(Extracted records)
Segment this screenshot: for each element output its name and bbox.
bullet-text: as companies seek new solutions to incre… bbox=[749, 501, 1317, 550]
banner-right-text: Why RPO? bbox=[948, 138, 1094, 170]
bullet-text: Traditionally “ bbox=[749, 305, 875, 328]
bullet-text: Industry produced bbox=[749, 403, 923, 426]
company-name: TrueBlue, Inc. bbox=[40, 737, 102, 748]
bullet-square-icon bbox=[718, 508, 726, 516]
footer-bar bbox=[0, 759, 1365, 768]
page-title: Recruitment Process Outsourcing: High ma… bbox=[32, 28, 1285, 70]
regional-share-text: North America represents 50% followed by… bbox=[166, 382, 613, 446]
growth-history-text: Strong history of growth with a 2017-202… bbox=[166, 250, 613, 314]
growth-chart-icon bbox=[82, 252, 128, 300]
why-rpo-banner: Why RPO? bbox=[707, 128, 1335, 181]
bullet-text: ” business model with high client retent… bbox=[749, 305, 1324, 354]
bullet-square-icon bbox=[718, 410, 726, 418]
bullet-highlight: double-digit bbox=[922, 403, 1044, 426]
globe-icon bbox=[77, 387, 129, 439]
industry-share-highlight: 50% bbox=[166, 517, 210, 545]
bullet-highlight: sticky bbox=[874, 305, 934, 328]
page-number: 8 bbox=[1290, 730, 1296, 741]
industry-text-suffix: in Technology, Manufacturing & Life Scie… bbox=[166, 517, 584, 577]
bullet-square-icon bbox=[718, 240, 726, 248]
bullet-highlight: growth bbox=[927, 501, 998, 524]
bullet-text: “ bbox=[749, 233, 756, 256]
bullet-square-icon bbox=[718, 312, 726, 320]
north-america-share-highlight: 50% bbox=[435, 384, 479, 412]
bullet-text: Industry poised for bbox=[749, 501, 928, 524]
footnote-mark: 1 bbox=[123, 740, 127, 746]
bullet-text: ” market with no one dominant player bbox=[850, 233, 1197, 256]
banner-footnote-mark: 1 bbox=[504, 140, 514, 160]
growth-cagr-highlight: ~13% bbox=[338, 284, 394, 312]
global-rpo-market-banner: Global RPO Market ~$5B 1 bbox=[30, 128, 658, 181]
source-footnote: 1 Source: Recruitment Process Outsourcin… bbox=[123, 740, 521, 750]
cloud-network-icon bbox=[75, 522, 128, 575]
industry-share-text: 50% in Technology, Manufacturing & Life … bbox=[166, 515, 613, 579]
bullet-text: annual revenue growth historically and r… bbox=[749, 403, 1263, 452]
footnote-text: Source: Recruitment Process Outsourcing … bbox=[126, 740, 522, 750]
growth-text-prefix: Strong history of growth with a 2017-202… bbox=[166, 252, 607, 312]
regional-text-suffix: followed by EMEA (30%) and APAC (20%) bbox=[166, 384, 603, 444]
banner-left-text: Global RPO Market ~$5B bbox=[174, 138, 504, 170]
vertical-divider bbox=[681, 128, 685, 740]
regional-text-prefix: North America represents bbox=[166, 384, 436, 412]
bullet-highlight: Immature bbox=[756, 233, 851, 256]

• [Brief]: Retype every line of the records above, keeping each one unchanged.

• [Solution to this task]:
Segment this screenshot: for each element output its name and bbox.
bullet-text: as companies seek new solutions to incre… bbox=[749, 501, 1317, 550]
banner-right-text: Why RPO? bbox=[948, 138, 1094, 170]
bullet-text: Traditionally “ bbox=[749, 305, 875, 328]
bullet-text: Industry produced bbox=[749, 403, 923, 426]
company-name: TrueBlue, Inc. bbox=[40, 737, 102, 748]
bullet-square-icon bbox=[718, 508, 726, 516]
footer-bar bbox=[0, 759, 1365, 768]
page-title: Recruitment Process Outsourcing: High ma… bbox=[32, 28, 1285, 70]
regional-share-text: North America represents 50% followed by… bbox=[166, 382, 613, 446]
growth-history-text: Strong history of growth with a 2017-202… bbox=[166, 250, 613, 314]
growth-chart-icon bbox=[82, 252, 128, 300]
why-rpo-banner: Why RPO? bbox=[707, 128, 1335, 181]
bullet-text: ” business model with high client retent… bbox=[749, 305, 1324, 354]
bullet-square-icon bbox=[718, 410, 726, 418]
bullet-highlight: double-digit bbox=[922, 403, 1044, 426]
globe-icon bbox=[77, 387, 129, 439]
industry-share-highlight: 50% bbox=[166, 517, 210, 545]
bullet-highlight: sticky bbox=[874, 305, 934, 328]
page-number: 8 bbox=[1290, 730, 1296, 741]
industry-text-suffix: in Technology, Manufacturing & Life Scie… bbox=[166, 517, 584, 577]
bullet-square-icon bbox=[718, 240, 726, 248]
bullet-highlight: growth bbox=[927, 501, 998, 524]
bullet-text: “ bbox=[749, 233, 756, 256]
bullet-square-icon bbox=[718, 312, 726, 320]
north-america-share-highlight: 50% bbox=[435, 384, 479, 412]
bullet-text: Industry poised for bbox=[749, 501, 928, 524]
footnote-mark: 1 bbox=[123, 740, 127, 746]
bullet-text: ” market with no one dominant player bbox=[850, 233, 1197, 256]
banner-footnote-mark: 1 bbox=[504, 140, 514, 160]
growth-cagr-highlight: ~13% bbox=[338, 284, 394, 312]
global-rpo-market-banner: Global RPO Market ~$5B 1 bbox=[30, 128, 658, 181]
source-footnote: 1 Source: Recruitment Process Outsourcin… bbox=[123, 740, 521, 750]
cloud-network-icon bbox=[75, 522, 128, 575]
industry-share-text: 50% in Technology, Manufacturing & Life … bbox=[166, 515, 613, 579]
bullet-text: annual revenue growth historically and r… bbox=[749, 403, 1263, 452]
footnote-text: Source: Recruitment Process Outsourcing … bbox=[126, 740, 522, 750]
growth-text-prefix: Strong history of growth with a 2017-202… bbox=[166, 252, 607, 312]
regional-text-suffix: followed by EMEA (30%) and APAC (20%) bbox=[166, 384, 603, 444]
banner-left-text: Global RPO Market ~$5B bbox=[174, 138, 504, 170]
vertical-divider bbox=[681, 128, 685, 740]
regional-text-prefix: North America represents bbox=[166, 384, 436, 412]
bullet-highlight: Immature bbox=[756, 233, 851, 256]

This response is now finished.